→ **Direction**: Reproduce the listing below exactly. Pictures do not belong in the copy.
-- start of Excerpted data --
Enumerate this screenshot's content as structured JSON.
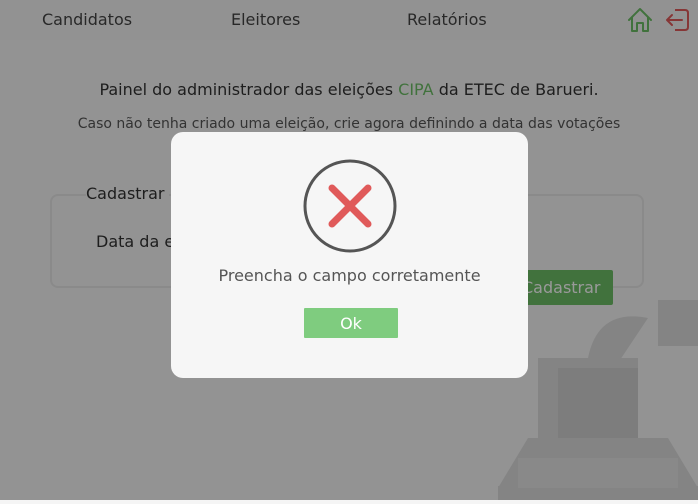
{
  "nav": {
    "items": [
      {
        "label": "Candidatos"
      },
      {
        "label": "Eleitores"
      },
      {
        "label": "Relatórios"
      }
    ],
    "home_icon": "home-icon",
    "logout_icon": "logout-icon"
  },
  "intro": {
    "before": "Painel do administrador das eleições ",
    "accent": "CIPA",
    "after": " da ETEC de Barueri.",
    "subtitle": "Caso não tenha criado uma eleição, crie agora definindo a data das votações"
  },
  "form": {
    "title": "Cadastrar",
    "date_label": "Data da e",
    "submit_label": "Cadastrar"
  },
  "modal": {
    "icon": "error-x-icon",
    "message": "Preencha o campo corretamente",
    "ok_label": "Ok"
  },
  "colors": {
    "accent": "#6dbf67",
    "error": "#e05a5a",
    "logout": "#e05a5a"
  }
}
-- end of Excerpted data --
→ **Written response**:
Enumerate this screenshot's content as structured JSON.
{
  "nav": {
    "items": [
      {
        "label": "Candidatos"
      },
      {
        "label": "Eleitores"
      },
      {
        "label": "Relatórios"
      }
    ],
    "home_icon": "home-icon",
    "logout_icon": "logout-icon"
  },
  "intro": {
    "before": "Painel do administrador das eleições ",
    "accent": "CIPA",
    "after": " da ETEC de Barueri.",
    "subtitle": "Caso não tenha criado uma eleição, crie agora definindo a data das votações"
  },
  "form": {
    "title": "Cadastrar",
    "date_label": "Data da e",
    "submit_label": "Cadastrar"
  },
  "modal": {
    "icon": "error-x-icon",
    "message": "Preencha o campo corretamente",
    "ok_label": "Ok"
  },
  "colors": {
    "accent": "#6dbf67",
    "error": "#e05a5a",
    "logout": "#e05a5a"
  }
}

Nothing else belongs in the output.